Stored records
☆ ☆ ☆ ☆ ☆
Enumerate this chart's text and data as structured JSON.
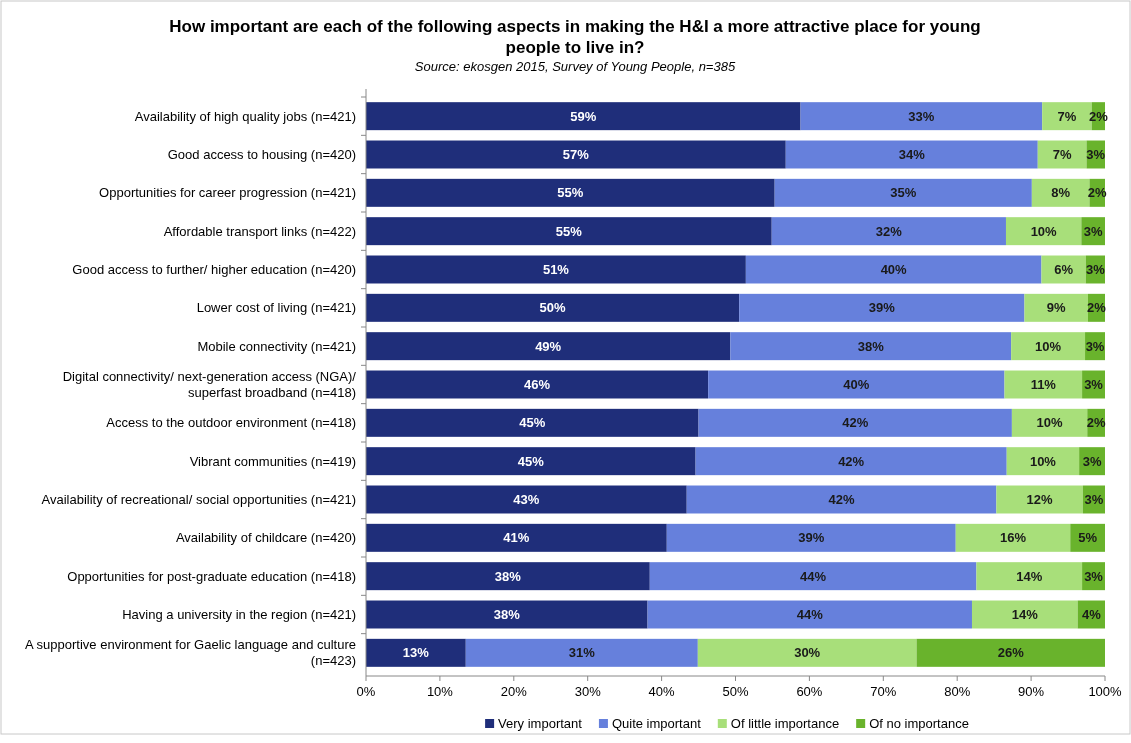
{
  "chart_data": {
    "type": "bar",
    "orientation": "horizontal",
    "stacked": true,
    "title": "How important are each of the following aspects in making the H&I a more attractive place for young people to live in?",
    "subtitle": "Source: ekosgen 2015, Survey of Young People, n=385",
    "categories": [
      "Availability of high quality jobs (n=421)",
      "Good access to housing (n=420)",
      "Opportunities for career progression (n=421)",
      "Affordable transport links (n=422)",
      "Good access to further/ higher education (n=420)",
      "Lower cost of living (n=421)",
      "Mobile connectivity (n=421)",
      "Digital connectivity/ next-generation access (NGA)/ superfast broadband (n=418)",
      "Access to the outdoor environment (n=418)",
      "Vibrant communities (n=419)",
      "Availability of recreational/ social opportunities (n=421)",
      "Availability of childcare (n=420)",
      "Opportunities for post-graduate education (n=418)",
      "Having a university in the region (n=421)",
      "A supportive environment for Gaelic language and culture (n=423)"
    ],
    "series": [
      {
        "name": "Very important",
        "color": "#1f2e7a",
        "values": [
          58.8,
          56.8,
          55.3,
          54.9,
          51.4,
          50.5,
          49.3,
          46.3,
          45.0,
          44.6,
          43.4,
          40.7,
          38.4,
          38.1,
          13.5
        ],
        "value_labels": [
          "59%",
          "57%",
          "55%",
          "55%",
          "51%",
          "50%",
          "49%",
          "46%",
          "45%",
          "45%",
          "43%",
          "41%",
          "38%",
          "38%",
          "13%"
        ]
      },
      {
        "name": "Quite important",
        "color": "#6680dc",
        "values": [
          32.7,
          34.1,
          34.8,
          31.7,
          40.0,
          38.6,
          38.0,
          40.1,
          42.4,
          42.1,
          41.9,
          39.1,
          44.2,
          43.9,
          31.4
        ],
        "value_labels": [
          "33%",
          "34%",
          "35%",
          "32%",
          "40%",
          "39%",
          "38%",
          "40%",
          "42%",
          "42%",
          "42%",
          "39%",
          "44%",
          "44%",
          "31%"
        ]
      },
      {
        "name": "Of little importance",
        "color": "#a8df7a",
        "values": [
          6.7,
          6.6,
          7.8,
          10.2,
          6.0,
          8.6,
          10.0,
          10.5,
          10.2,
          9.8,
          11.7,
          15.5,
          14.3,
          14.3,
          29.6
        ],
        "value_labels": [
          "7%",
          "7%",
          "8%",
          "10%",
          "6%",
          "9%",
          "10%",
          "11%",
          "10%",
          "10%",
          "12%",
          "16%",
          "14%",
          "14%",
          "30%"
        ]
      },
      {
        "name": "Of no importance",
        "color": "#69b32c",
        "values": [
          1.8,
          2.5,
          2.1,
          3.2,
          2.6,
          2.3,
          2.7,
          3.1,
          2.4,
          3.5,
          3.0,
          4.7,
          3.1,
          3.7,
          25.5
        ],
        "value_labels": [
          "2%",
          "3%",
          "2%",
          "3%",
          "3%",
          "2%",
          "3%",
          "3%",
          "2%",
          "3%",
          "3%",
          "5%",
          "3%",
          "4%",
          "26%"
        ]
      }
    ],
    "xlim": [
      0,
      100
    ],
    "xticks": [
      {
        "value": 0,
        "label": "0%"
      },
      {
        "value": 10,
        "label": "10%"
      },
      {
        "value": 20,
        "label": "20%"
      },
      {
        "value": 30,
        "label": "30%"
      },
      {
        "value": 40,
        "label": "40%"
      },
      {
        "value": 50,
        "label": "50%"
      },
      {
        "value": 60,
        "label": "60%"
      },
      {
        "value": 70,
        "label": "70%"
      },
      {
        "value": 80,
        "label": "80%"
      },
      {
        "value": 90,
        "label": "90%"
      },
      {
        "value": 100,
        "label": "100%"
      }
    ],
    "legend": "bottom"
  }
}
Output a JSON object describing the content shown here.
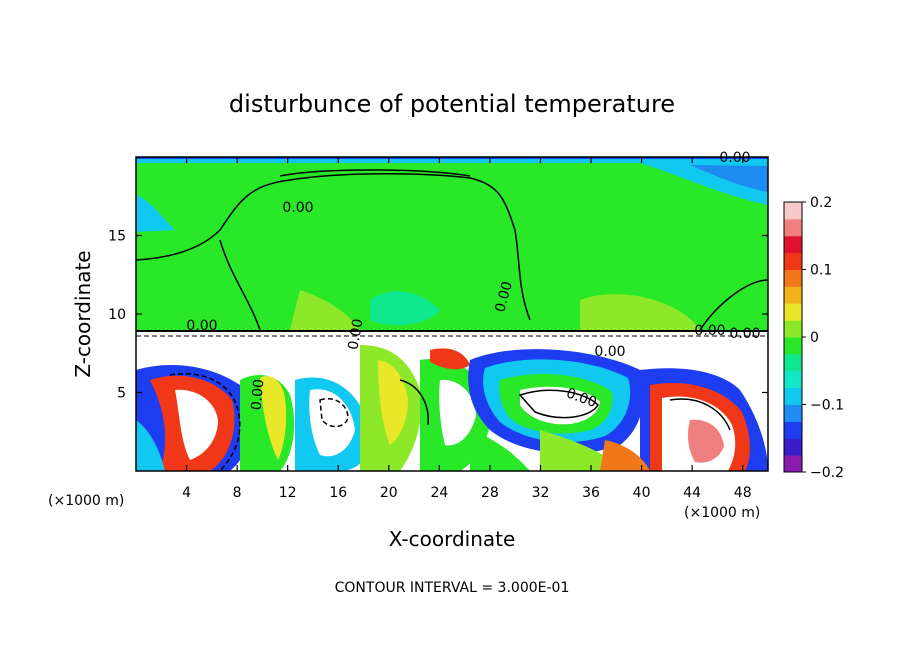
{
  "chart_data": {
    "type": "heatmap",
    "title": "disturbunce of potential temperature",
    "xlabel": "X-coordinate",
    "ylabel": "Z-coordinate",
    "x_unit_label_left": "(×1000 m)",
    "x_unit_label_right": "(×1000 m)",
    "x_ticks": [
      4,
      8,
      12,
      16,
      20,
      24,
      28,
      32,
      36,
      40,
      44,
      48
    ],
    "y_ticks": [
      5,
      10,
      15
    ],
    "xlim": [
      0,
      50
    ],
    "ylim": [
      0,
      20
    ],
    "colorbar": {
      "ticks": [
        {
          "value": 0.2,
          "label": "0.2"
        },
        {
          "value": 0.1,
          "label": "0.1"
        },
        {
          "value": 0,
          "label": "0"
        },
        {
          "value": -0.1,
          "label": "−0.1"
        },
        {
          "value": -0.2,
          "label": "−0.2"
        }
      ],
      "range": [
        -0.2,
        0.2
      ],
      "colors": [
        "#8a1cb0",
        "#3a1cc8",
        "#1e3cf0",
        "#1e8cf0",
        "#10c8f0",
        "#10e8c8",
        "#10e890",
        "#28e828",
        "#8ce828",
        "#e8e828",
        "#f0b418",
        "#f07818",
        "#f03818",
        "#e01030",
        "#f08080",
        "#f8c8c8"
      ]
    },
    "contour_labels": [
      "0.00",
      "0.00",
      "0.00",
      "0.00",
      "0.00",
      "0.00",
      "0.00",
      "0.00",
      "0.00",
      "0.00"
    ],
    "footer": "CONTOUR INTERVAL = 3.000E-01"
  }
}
☆ ☆ ☆ ☆ ☆
What is required
Track down every line of the material containing the string "environment", and copy it.

In response
      "Access to the outdoor environment (n=418)",
      "A supportive environment for Gaelic language and culture (n=423)"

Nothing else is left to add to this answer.